Work instructions: Return the listing lines starting with the first one and going on through the line that contains "attribution-footer: Contains HM", both included, and nothing else.
━━━
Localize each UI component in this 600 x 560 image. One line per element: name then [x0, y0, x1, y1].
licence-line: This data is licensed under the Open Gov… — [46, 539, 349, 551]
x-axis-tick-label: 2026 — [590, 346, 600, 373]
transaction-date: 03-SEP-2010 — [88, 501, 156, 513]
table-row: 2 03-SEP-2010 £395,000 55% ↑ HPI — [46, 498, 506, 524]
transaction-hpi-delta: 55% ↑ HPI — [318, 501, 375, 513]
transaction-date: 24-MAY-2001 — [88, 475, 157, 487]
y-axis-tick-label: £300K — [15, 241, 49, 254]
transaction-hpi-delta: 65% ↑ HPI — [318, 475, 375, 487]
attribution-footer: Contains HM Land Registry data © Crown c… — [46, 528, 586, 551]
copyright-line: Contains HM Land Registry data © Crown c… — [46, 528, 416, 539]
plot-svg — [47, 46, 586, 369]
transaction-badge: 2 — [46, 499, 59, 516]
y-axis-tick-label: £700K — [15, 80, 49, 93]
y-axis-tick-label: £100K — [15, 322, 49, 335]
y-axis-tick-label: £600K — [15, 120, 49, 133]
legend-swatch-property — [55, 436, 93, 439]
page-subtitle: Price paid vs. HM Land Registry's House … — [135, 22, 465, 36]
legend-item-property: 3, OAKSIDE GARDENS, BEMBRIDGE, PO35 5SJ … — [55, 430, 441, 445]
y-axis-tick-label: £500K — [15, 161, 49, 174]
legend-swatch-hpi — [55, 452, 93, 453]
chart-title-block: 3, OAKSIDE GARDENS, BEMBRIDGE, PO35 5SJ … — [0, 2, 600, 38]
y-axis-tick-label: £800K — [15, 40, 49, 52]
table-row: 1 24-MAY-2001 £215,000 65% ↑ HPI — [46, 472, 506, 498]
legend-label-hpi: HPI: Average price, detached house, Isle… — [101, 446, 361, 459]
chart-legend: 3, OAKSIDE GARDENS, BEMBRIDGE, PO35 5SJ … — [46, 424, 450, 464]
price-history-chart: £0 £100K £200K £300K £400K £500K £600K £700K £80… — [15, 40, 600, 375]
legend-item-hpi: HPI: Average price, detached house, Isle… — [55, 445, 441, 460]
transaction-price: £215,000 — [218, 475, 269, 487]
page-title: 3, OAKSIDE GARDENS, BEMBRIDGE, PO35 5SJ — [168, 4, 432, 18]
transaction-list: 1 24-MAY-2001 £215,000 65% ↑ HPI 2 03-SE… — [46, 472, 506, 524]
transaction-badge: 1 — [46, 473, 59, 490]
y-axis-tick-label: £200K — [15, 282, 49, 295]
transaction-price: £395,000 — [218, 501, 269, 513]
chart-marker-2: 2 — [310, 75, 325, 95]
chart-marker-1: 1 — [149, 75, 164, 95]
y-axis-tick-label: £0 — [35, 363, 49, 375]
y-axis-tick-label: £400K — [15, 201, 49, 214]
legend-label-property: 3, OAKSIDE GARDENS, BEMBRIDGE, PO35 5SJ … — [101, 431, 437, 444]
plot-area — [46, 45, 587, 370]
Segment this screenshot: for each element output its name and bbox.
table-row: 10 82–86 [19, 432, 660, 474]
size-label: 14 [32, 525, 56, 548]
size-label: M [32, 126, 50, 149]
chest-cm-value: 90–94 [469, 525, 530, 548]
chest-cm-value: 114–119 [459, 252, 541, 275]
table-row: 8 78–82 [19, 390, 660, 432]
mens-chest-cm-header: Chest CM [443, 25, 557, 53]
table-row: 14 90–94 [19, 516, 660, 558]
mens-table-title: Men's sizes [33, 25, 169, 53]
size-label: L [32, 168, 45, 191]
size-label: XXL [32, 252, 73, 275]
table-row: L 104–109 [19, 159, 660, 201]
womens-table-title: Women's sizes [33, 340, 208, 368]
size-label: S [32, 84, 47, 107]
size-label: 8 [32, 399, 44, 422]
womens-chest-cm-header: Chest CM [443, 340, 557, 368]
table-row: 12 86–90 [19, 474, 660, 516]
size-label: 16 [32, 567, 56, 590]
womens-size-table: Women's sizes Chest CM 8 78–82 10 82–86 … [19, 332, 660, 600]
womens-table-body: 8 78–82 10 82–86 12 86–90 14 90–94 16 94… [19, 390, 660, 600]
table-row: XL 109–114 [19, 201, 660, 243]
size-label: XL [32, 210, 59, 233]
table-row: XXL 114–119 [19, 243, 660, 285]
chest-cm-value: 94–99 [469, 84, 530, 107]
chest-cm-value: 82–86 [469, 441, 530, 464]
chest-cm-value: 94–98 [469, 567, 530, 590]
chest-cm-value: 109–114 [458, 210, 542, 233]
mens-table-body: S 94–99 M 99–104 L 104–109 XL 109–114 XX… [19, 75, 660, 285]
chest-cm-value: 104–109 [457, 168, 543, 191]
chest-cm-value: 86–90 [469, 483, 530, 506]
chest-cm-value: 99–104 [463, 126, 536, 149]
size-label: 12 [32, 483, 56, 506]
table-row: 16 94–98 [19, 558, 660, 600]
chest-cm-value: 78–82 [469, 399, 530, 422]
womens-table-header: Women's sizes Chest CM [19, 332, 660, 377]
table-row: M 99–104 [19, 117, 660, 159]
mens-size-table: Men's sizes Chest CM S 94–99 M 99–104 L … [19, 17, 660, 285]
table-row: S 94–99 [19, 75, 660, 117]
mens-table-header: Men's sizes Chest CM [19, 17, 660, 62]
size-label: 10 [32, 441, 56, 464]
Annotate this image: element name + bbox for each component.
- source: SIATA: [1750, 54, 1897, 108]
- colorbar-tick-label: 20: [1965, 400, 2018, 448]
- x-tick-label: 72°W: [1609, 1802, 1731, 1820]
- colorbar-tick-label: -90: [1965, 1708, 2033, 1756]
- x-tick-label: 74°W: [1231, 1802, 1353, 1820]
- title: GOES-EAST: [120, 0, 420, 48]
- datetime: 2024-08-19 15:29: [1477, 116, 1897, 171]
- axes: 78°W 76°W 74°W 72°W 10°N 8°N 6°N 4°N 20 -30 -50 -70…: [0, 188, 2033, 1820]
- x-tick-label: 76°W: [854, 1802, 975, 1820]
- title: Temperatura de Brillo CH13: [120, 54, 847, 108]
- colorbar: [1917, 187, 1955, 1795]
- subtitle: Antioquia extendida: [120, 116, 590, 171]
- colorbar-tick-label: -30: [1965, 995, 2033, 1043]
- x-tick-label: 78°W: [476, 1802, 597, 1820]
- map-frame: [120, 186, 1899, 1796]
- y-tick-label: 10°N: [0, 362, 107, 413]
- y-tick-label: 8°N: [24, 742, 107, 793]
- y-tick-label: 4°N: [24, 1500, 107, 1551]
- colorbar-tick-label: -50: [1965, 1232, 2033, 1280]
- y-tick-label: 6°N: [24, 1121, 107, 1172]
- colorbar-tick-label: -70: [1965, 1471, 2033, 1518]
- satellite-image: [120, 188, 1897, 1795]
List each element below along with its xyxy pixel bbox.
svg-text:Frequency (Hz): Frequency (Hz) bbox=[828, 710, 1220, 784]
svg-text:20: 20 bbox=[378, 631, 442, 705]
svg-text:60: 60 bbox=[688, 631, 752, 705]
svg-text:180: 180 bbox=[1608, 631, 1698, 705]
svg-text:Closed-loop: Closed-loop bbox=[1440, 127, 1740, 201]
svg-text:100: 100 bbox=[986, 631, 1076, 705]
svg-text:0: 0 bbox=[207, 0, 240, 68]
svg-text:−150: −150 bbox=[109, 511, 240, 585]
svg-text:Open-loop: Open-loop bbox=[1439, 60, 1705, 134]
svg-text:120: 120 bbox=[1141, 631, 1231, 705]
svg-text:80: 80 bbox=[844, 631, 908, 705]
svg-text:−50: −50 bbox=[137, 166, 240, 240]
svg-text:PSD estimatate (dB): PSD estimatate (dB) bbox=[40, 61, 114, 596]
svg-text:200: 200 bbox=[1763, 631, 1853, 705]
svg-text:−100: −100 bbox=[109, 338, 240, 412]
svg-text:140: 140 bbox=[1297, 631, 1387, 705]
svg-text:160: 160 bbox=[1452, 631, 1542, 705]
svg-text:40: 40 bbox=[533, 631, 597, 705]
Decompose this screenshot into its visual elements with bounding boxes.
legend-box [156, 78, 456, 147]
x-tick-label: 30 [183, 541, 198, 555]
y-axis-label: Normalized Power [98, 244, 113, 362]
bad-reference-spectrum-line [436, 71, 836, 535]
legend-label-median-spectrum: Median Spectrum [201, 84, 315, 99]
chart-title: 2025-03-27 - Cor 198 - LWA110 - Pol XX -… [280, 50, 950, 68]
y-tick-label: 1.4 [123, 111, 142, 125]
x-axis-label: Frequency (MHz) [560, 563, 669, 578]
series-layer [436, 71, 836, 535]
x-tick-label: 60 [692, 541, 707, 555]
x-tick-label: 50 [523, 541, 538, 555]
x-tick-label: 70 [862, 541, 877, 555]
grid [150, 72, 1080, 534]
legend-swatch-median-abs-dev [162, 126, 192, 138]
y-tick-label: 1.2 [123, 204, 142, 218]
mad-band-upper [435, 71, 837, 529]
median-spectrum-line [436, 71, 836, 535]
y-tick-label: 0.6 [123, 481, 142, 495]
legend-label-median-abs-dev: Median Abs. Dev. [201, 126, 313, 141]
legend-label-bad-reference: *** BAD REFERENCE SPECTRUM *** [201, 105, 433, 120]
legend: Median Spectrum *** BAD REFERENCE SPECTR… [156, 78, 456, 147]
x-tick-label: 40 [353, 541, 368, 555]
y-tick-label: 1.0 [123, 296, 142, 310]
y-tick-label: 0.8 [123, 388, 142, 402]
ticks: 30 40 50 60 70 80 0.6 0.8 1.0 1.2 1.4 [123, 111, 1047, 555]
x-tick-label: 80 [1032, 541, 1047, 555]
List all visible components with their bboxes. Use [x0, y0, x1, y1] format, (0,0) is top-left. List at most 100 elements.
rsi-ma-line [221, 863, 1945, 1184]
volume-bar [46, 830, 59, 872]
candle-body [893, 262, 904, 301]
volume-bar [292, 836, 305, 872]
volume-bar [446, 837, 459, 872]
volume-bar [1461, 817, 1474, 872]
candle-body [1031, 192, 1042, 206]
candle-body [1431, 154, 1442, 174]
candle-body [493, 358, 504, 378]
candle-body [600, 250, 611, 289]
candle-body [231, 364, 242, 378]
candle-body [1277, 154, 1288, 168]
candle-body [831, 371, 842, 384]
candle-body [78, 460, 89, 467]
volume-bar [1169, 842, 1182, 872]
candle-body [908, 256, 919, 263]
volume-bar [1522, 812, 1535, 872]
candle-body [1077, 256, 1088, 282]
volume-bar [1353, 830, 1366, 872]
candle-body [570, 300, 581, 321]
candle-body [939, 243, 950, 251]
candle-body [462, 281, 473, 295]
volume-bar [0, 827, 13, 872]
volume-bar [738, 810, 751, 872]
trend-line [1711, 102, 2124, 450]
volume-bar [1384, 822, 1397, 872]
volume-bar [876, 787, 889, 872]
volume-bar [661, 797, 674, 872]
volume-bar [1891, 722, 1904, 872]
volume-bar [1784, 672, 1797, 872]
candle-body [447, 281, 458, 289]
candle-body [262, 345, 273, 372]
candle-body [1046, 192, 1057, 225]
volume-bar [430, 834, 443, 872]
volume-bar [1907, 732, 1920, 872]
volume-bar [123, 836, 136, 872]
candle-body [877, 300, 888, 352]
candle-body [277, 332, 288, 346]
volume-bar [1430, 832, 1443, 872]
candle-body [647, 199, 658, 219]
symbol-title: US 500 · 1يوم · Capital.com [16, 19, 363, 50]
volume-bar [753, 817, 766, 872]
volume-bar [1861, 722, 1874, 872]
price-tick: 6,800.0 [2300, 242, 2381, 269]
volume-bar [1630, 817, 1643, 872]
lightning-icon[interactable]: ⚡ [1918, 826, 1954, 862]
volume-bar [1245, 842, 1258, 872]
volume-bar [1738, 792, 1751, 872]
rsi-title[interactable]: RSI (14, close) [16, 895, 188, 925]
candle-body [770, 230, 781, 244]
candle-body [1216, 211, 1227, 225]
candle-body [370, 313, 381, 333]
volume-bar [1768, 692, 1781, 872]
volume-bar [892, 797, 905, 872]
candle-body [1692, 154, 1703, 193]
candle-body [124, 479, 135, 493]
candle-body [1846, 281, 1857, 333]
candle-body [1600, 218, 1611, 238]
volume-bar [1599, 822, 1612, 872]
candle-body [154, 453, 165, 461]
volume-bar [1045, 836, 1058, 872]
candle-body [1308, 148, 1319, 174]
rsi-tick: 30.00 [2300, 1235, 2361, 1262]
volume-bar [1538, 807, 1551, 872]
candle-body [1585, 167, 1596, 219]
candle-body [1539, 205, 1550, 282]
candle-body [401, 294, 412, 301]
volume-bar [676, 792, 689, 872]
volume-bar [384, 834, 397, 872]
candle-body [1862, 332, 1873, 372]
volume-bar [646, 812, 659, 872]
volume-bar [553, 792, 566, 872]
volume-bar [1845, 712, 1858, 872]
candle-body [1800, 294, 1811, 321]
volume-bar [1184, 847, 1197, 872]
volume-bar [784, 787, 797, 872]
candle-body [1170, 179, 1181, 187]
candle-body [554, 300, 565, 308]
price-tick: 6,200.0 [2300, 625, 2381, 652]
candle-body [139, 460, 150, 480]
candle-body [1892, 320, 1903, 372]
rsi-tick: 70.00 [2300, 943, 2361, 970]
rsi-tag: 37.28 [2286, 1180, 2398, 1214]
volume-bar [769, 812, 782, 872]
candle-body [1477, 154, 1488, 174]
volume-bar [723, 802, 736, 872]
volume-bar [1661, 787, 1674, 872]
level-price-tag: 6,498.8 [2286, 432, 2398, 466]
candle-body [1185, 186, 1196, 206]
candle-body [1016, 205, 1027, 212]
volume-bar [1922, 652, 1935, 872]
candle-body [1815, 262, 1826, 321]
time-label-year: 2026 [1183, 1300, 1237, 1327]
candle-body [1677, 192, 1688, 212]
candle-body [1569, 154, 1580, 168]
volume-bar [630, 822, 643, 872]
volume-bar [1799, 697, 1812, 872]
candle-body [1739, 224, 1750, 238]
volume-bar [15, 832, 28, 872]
━━━
Response:
Localize each UI component in this 600 x 560 image. One line per element: name then [x0, y0, x1, y1].
licence-line: This data is licensed under the Open Gov… — [46, 539, 349, 551]
x-axis-tick-label: 2026 — [590, 346, 600, 373]
transaction-date: 03-SEP-2010 — [88, 501, 156, 513]
table-row: 2 03-SEP-2010 £395,000 55% ↑ HPI — [46, 498, 506, 524]
transaction-hpi-delta: 55% ↑ HPI — [318, 501, 375, 513]
transaction-date: 24-MAY-2001 — [88, 475, 157, 487]
y-axis-tick-label: £300K — [15, 241, 49, 254]
transaction-hpi-delta: 65% ↑ HPI — [318, 475, 375, 487]
attribution-footer: Contains HM Land Registry data © Crown c… — [46, 528, 586, 551]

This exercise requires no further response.